# Excerpted data
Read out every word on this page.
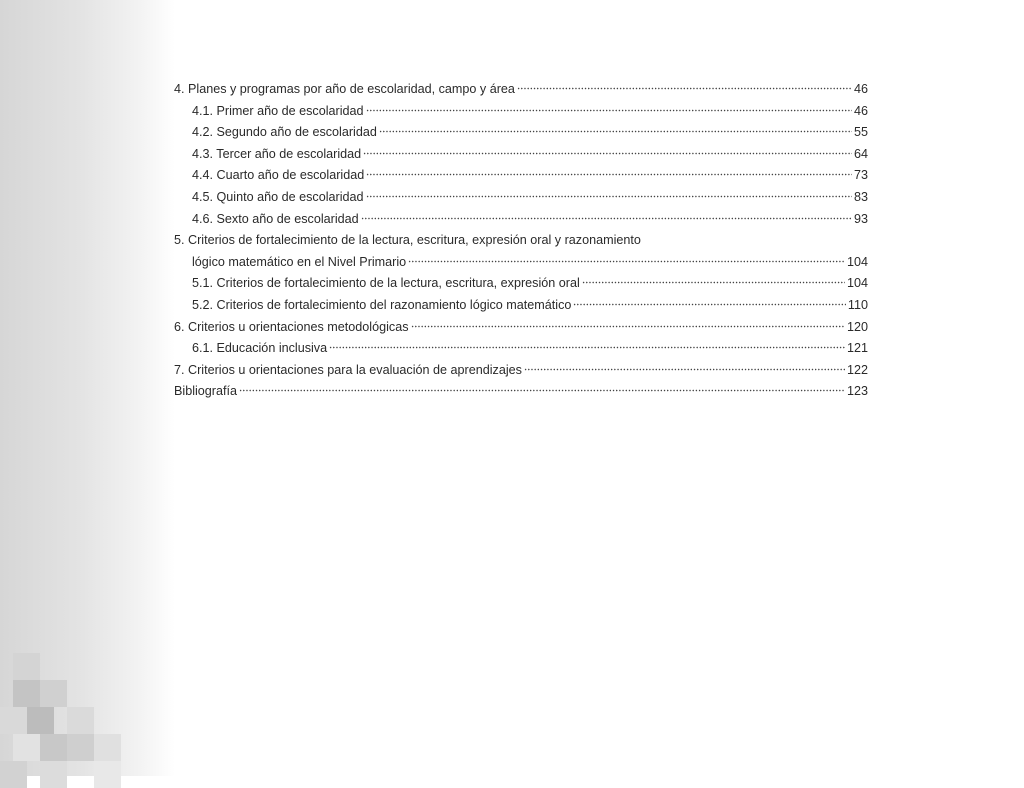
4. Planes y programas por año de escolaridad, campo y área	46
4.1. Primer año de escolaridad	46
4.2. Segundo año de escolaridad	55
4.3. Tercer año de escolaridad	64
4.4. Cuarto año de escolaridad	73
4.5. Quinto año de escolaridad	83
4.6. Sexto año de escolaridad	93
5. Criterios de fortalecimiento de la lectura, escritura, expresión oral y razonamiento
lógico matemático en el Nivel Primario	104
5.1. Criterios de fortalecimiento de la lectura, escritura, expresión oral	104
5.2. Criterios de fortalecimiento del razonamiento lógico matemático	110
6. Criterios u orientaciones metodológicas	120
6.1. Educación inclusiva	121
7. Criterios u orientaciones para la evaluación de aprendizajes	122
Bibliografía	123
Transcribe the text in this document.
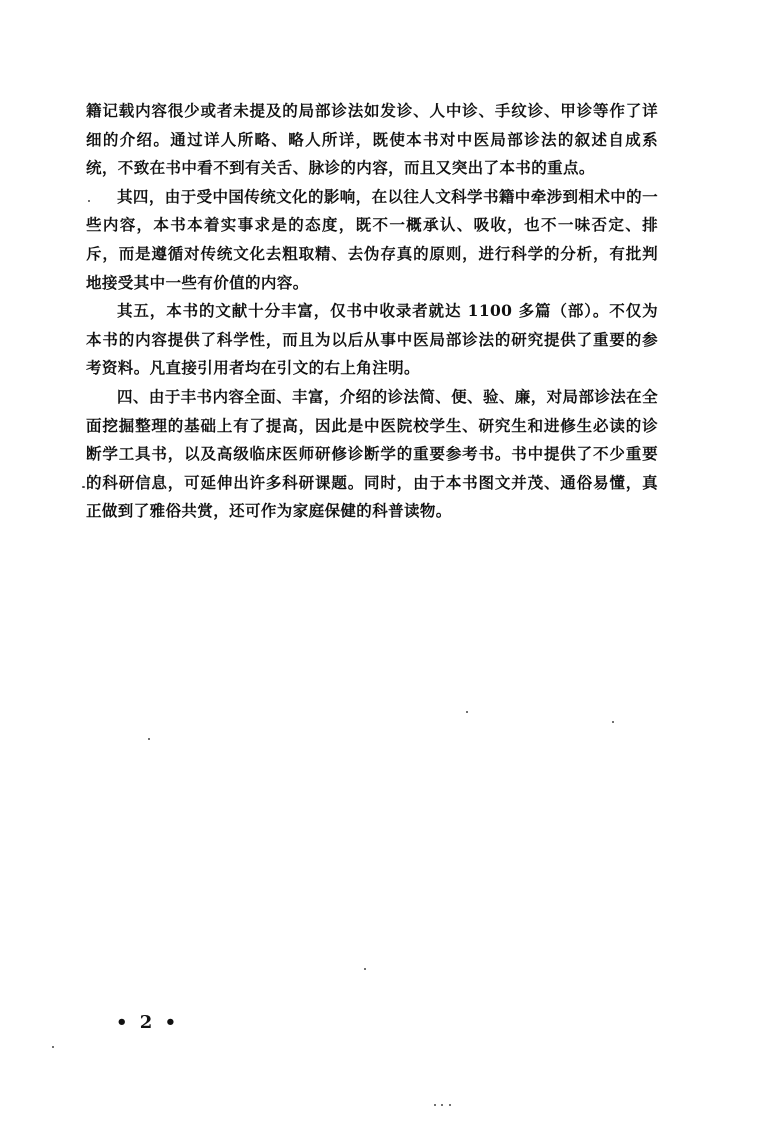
籍记载内容很少或者未提及的局部诊法如发诊、人中诊、手纹诊、甲诊等作了详细的介绍。通过详人所略、略人所详，既使本书对中医局部诊法的叙述自成系统，不致在书中看不到有关舌、脉诊的内容，而且又突出了本书的重点。

其四，由于受中国传统文化的影响，在以往人文科学书籍中牵涉到相术中的一些内容，本书本着实事求是的态度，既不一概承认、吸收，也不一味否定、排斥，而是遵循对传统文化去粗取精、去伪存真的原则，进行科学的分析，有批判地接受其中一些有价值的内容。

其五，本书的文献十分丰富，仅书中收录者就达 1100 多篇（部）。不仅为本书的内容提供了科学性，而且为以后从事中医局部诊法的研究提供了重要的参考资料。凡直接引用者均在引文的右上角注明。

四、由于丰书内容全面、丰富，介绍的诊法简、便、验、廉，对局部诊法在全面挖掘整理的基础上有了提高，因此是中医院校学生、研究生和进修生必读的诊断学工具书，以及高级临床医师研修诊断学的重要参考书。书中提供了不少重要的科研信息，可延伸出许多科研课题。同时，由于本书图文并茂、通俗易懂，真正做到了雅俗共赏，还可作为家庭保健的科普读物。

• 2 •
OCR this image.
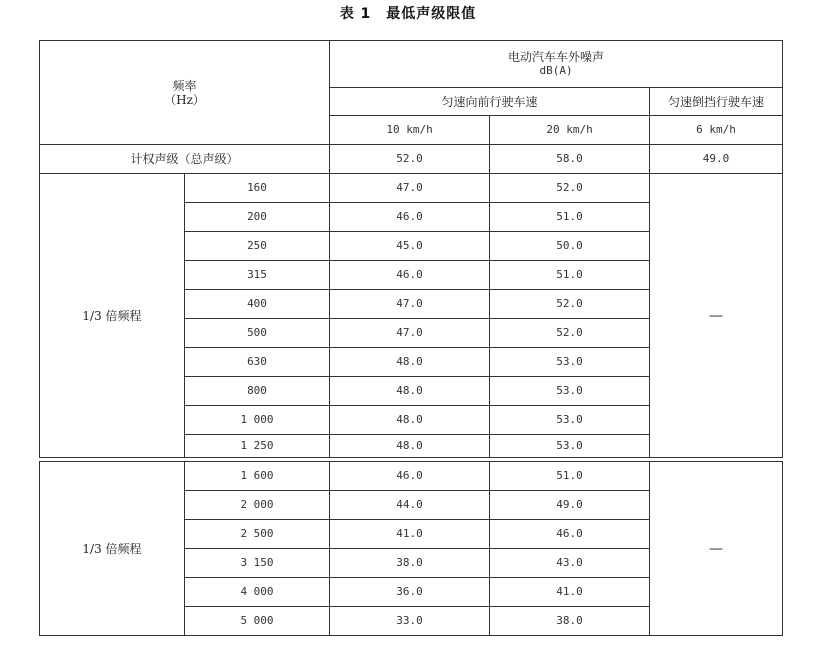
表 1　最低声级限值
频率
（Hz）		电动汽车车外噪声
dB(A)		

		匀速向前行驶车速		匀速倒挡行驶车速
		10 km/h	20 km/h	6 km/h
计权声级（总声级）		52.0	58.0	49.0
1/3 倍频程	160	47.0	52.0	—
	200	46.0	51.0	
	250	45.0	50.0	
	315	46.0	51.0	
	400	47.0	52.0	
	500	47.0	52.0	
	630	48.0	53.0	
	800	48.0	53.0	
	1 000	48.0	53.0	
	1 250	48.0	53.0	
1/3 倍频程	1 600	46.0	51.0	—
	2 000	44.0	49.0	
	2 500	41.0	46.0	
	3 150	38.0	43.0	
	4 000	36.0	41.0	
	5 000	33.0	38.0	
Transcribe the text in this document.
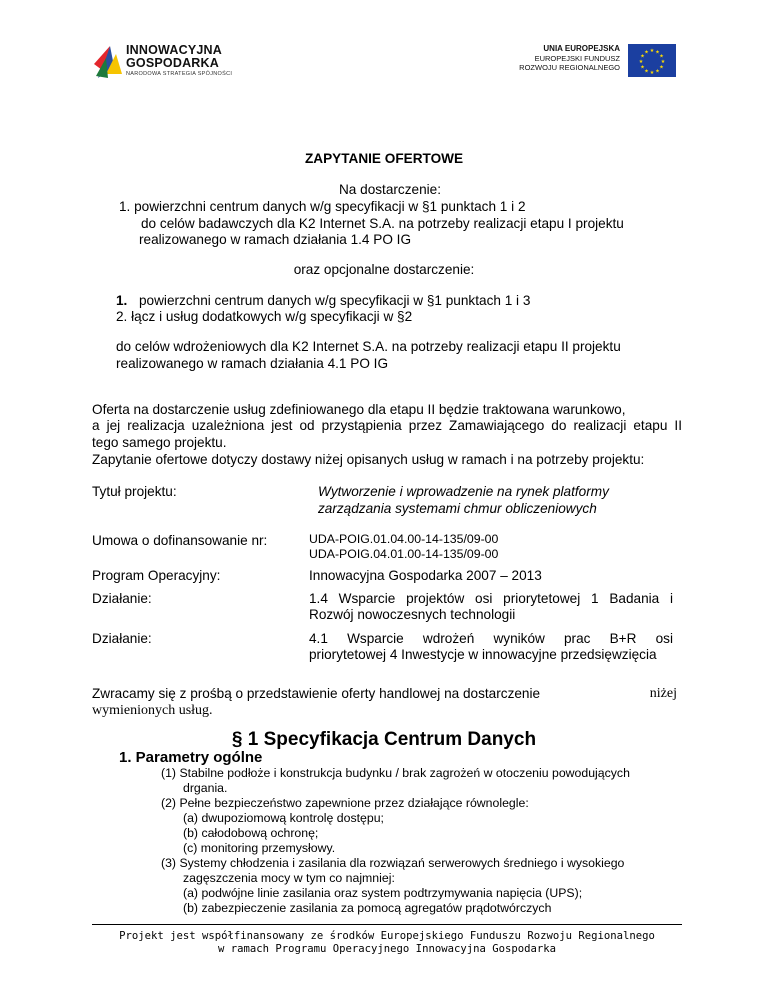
INNOWACYJNA
GOSPODARKA
NARODOWA STRATEGIA SPÓJNOŚCI
UNIA EUROPEJSKA
EUROPEJSKI FUNDUSZ
ROZWOJU REGIONALNEGO
★ ★
★
★
★
★
★
★
★
★
★
★
ZAPYTANIE OFERTOWE
Na dostarczenie:
1. powierzchni centrum danych w/g specyfikacji w §1 punktach 1 i 2
do celów badawczych dla K2 Internet S.A. na potrzeby realizacji etapu I projektu
realizowanego w ramach działania 1.4 PO IG
oraz opcjonalne dostarczenie:
1. powierzchni centrum danych w/g specyfikacji w §1 punktach 1 i 3
2. łącz i usług dodatkowych w/g specyfikacji w §2
do celów wdrożeniowych dla K2 Internet S.A. na potrzeby realizacji etapu II projektu
realizowanego w ramach działania 4.1 PO IG
Oferta na dostarczenie usług zdefiniowanego dla etapu II będzie traktowana warunkowo,
a jej realizacja uzależniona jest od przystąpienia przez Zamawiającego do realizacji etapu II
tego samego projektu.
Zapytanie ofertowe dotyczy dostawy niżej opisanych usług w ramach i na potrzeby projektu:
Tytuł projektu:	Wytworzenie i wprowadzenie na rynek platformy
zarządzania systemami chmur obliczeniowych
Umowa o dofinansowanie nr:	UDA-POIG.01.04.00-14-135/09-00
UDA-POIG.04.01.00-14-135/09-00
Program Operacyjny:	Innowacyjna Gospodarka 2007 – 2013
Działanie:	1.4 Wsparcie projektów osi priorytetowej 1 Badania i
Rozwój nowoczesnych technologii
Działanie:	4.1 Wsparcie wdrożeń wyników prac B+R osi
priorytetowej 4 Inwestycje w innowacyjne przedsięwzięcia
Zwracamy się z prośbą o przedstawienie oferty handlowej na dostarczenie	niżej
wymienionych usług.
§ 1 Specyfikacja Centrum Danych
1. Parametry ogólne
(1) Stabilne podłoże i konstrukcja budynku / brak zagrożeń w otoczeniu powodujących
drgania.
(2) Pełne bezpieczeństwo zapewnione przez działające równolegle:
(a) dwupoziomową kontrolę dostępu;
(b) całodobową ochronę;
(c) monitoring przemysłowy.
(3) Systemy chłodzenia i zasilania dla rozwiązań serwerowych średniego i wysokiego
zagęszczenia mocy w tym co najmniej:
(a) podwójne linie zasilania oraz system podtrzymywania napięcia (UPS);
(b) zabezpieczenie zasilania za pomocą agregatów prądotwórczych
Projekt jest współfinansowany ze środków Europejskiego Funduszu Rozwoju Regionalnego
w ramach Programu Operacyjnego Innowacyjna Gospodarka
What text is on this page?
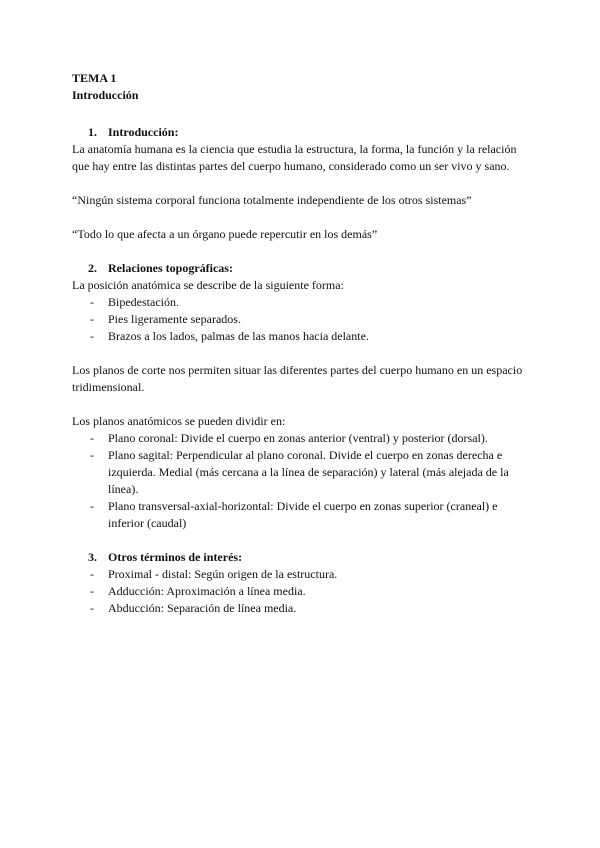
TEMA 1

Introducción

1. Introducción:

La anatomía humana es la ciencia que estudia la estructura, la forma, la función y la relación que hay entre las distintas partes del cuerpo humano, considerado como un ser vivo y sano.

“Ningún sistema corporal funciona totalmente independiente de los otros sistemas”

“Todo lo que afecta a un órgano puede repercutir en los demás”

2. Relaciones topográficas:

La posición anatómica se describe de la siguiente forma:

- Bipedestación.
- Pies ligeramente separados.
- Brazos a los lados, palmas de las manos hacia delante.

Los planos de corte nos permiten situar las diferentes partes del cuerpo humano en un espacio tridimensional.

Los planos anatómicos se pueden dividir en:

- Plano coronal: Divide el cuerpo en zonas anterior (ventral) y posterior (dorsal).
- Plano sagital: Perpendicular al plano coronal. Divide el cuerpo en zonas derecha e izquierda. Medial (más cercana a la línea de separación) y lateral (más alejada de la línea).
- Plano transversal-axial-horizontal: Divide el cuerpo en zonas superior (craneal) e inferior (caudal)
3. Otros términos de interés:
- Proximal - distal: Según origen de la estructura.
- Adducción: Aproximación a línea media.
- Abducción: Separación de línea media.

# What you are asked to do
Within the data above, pick out all lines holding the word "humano".

# Written response
La anatomía humana es la ciencia que estudia la estructura, la forma, la función y la relación que hay entre las distintas partes del cuerpo humano, considerado como un ser vivo y sano.
Los planos de corte nos permiten situar las diferentes partes del cuerpo humano en un espacio tridimensional.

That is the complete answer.